Required task
Can you output the records below exactly as they are written?

Supplied material
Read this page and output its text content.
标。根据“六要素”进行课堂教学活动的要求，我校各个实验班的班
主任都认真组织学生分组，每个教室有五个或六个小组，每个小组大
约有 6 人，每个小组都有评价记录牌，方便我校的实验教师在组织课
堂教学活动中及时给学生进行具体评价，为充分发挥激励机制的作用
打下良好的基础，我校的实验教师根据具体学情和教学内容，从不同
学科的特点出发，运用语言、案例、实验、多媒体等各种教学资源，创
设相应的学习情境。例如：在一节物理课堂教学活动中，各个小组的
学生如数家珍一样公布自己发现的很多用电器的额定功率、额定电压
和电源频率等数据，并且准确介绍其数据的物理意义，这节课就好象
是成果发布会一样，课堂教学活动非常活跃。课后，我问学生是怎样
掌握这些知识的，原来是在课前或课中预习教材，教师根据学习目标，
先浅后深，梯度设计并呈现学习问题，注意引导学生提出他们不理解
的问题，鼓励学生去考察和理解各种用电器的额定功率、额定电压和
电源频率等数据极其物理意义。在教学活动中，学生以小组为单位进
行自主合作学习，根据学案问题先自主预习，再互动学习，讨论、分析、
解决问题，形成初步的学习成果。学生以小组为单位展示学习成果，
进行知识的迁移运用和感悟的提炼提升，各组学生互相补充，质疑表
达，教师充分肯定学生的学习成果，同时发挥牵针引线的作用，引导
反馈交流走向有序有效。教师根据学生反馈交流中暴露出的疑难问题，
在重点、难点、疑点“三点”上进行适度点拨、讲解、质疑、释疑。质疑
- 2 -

Answer to the exercise
Read this page and output its text content.
标。根据“六要素”进行课堂教学活动的要求，我校各个实验班的班
主任都认真组织学生分组，每个教室有五个或六个小组，每个小组大
约有 6 人，每个小组都有评价记录牌，方便我校的实验教师在组织课
堂教学活动中及时给学生进行具体评价，为充分发挥激励机制的作用
打下良好的基础，我校的实验教师根据具体学情和教学内容，从不同
学科的特点出发，运用语言、案例、实验、多媒体等各种教学资源，创
设相应的学习情境。例如：在一节物理课堂教学活动中，各个小组的
学生如数家珍一样公布自己发现的很多用电器的额定功率、额定电压
和电源频率等数据，并且准确介绍其数据的物理意义，这节课就好象
是成果发布会一样，课堂教学活动非常活跃。课后，我问学生是怎样
掌握这些知识的，原来是在课前或课中预习教材，教师根据学习目标，
先浅后深，梯度设计并呈现学习问题，注意引导学生提出他们不理解
的问题，鼓励学生去考察和理解各种用电器的额定功率、额定电压和
电源频率等数据极其物理意义。在教学活动中，学生以小组为单位进
行自主合作学习，根据学案问题先自主预习，再互动学习，讨论、分析、
解决问题，形成初步的学习成果。学生以小组为单位展示学习成果，
进行知识的迁移运用和感悟的提炼提升，各组学生互相补充，质疑表
达，教师充分肯定学生的学习成果，同时发挥牵针引线的作用，引导
反馈交流走向有序有效。教师根据学生反馈交流中暴露出的疑难问题，
在重点、难点、疑点“三点”上进行适度点拨、讲解、质疑、释疑。质疑
- 2 -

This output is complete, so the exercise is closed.